Data extract »
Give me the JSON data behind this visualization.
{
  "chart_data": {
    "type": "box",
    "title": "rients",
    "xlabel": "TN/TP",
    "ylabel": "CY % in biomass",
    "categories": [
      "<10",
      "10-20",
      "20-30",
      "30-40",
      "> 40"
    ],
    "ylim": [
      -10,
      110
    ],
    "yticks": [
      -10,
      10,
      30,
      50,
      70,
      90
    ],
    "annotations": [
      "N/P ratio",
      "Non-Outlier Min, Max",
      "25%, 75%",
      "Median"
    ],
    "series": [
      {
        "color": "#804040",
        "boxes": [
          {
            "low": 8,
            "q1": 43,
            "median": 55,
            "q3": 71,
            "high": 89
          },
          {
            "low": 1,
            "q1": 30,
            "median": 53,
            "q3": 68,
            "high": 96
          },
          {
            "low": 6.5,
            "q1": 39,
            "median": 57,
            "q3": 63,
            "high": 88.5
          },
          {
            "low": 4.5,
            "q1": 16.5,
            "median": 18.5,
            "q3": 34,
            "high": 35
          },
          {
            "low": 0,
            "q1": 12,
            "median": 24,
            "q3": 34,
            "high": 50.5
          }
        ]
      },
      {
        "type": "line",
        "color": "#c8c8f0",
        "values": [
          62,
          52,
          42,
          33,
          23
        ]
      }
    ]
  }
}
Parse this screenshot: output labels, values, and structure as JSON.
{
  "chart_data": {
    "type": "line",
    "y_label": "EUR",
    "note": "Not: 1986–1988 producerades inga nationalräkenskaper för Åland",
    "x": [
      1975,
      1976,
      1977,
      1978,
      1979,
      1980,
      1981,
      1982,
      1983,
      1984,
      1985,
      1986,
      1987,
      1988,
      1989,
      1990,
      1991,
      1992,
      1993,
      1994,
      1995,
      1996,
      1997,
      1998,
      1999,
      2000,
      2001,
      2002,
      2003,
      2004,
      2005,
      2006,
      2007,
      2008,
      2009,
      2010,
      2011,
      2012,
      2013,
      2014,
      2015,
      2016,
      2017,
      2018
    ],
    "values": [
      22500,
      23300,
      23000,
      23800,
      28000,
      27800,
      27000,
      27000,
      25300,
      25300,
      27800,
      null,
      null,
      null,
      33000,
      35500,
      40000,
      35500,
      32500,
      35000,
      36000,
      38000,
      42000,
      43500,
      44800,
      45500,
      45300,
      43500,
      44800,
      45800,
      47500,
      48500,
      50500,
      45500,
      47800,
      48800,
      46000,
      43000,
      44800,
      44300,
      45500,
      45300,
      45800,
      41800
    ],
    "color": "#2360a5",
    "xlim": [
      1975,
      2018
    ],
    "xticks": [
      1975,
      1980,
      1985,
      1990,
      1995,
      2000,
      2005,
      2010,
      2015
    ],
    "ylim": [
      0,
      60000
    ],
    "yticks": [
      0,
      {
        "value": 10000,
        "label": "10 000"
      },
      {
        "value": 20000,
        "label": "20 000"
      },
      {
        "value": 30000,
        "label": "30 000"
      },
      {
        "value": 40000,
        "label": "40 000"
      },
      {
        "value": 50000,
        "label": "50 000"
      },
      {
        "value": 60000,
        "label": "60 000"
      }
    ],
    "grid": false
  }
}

What is needed » Identify and copy all lines with the word "color".

Solution for this exercise »
        "color": "#804040",
        "color": "#c8c8f0",
    "color": "#2360a5",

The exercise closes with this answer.